[DIRECTION]
Make an exact copy of all the data.

[RECORDS SUPPLIED]
····················

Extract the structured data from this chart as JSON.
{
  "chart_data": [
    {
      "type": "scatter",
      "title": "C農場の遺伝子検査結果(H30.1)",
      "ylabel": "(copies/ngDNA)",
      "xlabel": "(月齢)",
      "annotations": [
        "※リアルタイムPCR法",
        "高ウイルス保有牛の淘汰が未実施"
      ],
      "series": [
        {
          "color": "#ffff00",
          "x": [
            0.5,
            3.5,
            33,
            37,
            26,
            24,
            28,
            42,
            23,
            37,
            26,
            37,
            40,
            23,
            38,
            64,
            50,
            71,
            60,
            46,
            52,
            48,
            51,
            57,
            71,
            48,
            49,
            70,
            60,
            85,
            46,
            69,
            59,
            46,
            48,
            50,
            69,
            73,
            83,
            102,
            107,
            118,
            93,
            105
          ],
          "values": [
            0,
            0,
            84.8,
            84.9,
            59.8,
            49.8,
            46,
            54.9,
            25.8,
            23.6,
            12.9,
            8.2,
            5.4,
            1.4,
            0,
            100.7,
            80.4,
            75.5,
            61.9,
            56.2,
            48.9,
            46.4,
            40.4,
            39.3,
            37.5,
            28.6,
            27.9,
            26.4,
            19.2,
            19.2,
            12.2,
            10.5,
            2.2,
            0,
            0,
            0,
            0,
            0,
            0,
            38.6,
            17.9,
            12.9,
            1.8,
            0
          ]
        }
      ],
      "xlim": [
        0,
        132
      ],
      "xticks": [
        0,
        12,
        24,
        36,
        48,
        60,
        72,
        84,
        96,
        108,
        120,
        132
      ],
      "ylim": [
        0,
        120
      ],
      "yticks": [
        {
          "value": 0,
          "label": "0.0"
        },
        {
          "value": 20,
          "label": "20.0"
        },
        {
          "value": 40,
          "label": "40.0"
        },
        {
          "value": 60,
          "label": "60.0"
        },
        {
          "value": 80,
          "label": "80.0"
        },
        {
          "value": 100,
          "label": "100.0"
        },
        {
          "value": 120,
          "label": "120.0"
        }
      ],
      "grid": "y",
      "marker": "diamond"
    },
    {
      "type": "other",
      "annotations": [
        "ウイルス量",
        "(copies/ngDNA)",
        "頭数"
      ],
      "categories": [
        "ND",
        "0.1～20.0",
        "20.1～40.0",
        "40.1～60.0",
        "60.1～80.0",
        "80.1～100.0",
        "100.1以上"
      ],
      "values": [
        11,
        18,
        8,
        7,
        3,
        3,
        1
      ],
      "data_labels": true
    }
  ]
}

····················

[TASK SOLUTION]
Extract the structured data from this chart as JSON.
{
  "chart_data": [
    {
      "type": "scatter",
      "title": "C農場の遺伝子検査結果(H30.1)",
      "ylabel": "(copies/ngDNA)",
      "xlabel": "(月齢)",
      "annotations": [
        "※リアルタイムPCR法",
        "高ウイルス保有牛の淘汰が未実施"
      ],
      "series": [
        {
          "color": "#ffff00",
          "x": [
            0.5,
            3.5,
            33,
            37,
            26,
            24,
            28,
            42,
            23,
            37,
            26,
            37,
            40,
            23,
            38,
            64,
            50,
            71,
            60,
            46,
            52,
            48,
            51,
            57,
            71,
            48,
            49,
            70,
            60,
            85,
            46,
            69,
            59,
            46,
            48,
            50,
            69,
            73,
            83,
            102,
            107,
            118,
            93,
            105
          ],
          "values": [
            0,
            0,
            84.8,
            84.9,
            59.8,
            49.8,
            46,
            54.9,
            25.8,
            23.6,
            12.9,
            8.2,
            5.4,
            1.4,
            0,
            100.7,
            80.4,
            75.5,
            61.9,
            56.2,
            48.9,
            46.4,
            40.4,
            39.3,
            37.5,
            28.6,
            27.9,
            26.4,
            19.2,
            19.2,
            12.2,
            10.5,
            2.2,
            0,
            0,
            0,
            0,
            0,
            0,
            38.6,
            17.9,
            12.9,
            1.8,
            0
          ]
        }
      ],
      "xlim": [
        0,
        132
      ],
      "xticks": [
        0,
        12,
        24,
        36,
        48,
        60,
        72,
        84,
        96,
        108,
        120,
        132
      ],
      "ylim": [
        0,
        120
      ],
      "yticks": [
        {
          "value": 0,
          "label": "0.0"
        },
        {
          "value": 20,
          "label": "20.0"
        },
        {
          "value": 40,
          "label": "40.0"
        },
        {
          "value": 60,
          "label": "60.0"
        },
        {
          "value": 80,
          "label": "80.0"
        },
        {
          "value": 100,
          "label": "100.0"
        },
        {
          "value": 120,
          "label": "120.0"
        }
      ],
      "grid": "y",
      "marker": "diamond"
    },
    {
      "type": "other",
      "annotations": [
        "ウイルス量",
        "(copies/ngDNA)",
        "頭数"
      ],
      "categories": [
        "ND",
        "0.1～20.0",
        "20.1～40.0",
        "40.1～60.0",
        "60.1～80.0",
        "80.1～100.0",
        "100.1以上"
      ],
      "values": [
        11,
        18,
        8,
        7,
        3,
        3,
        1
      ],
      "data_labels": true
    }
  ]
}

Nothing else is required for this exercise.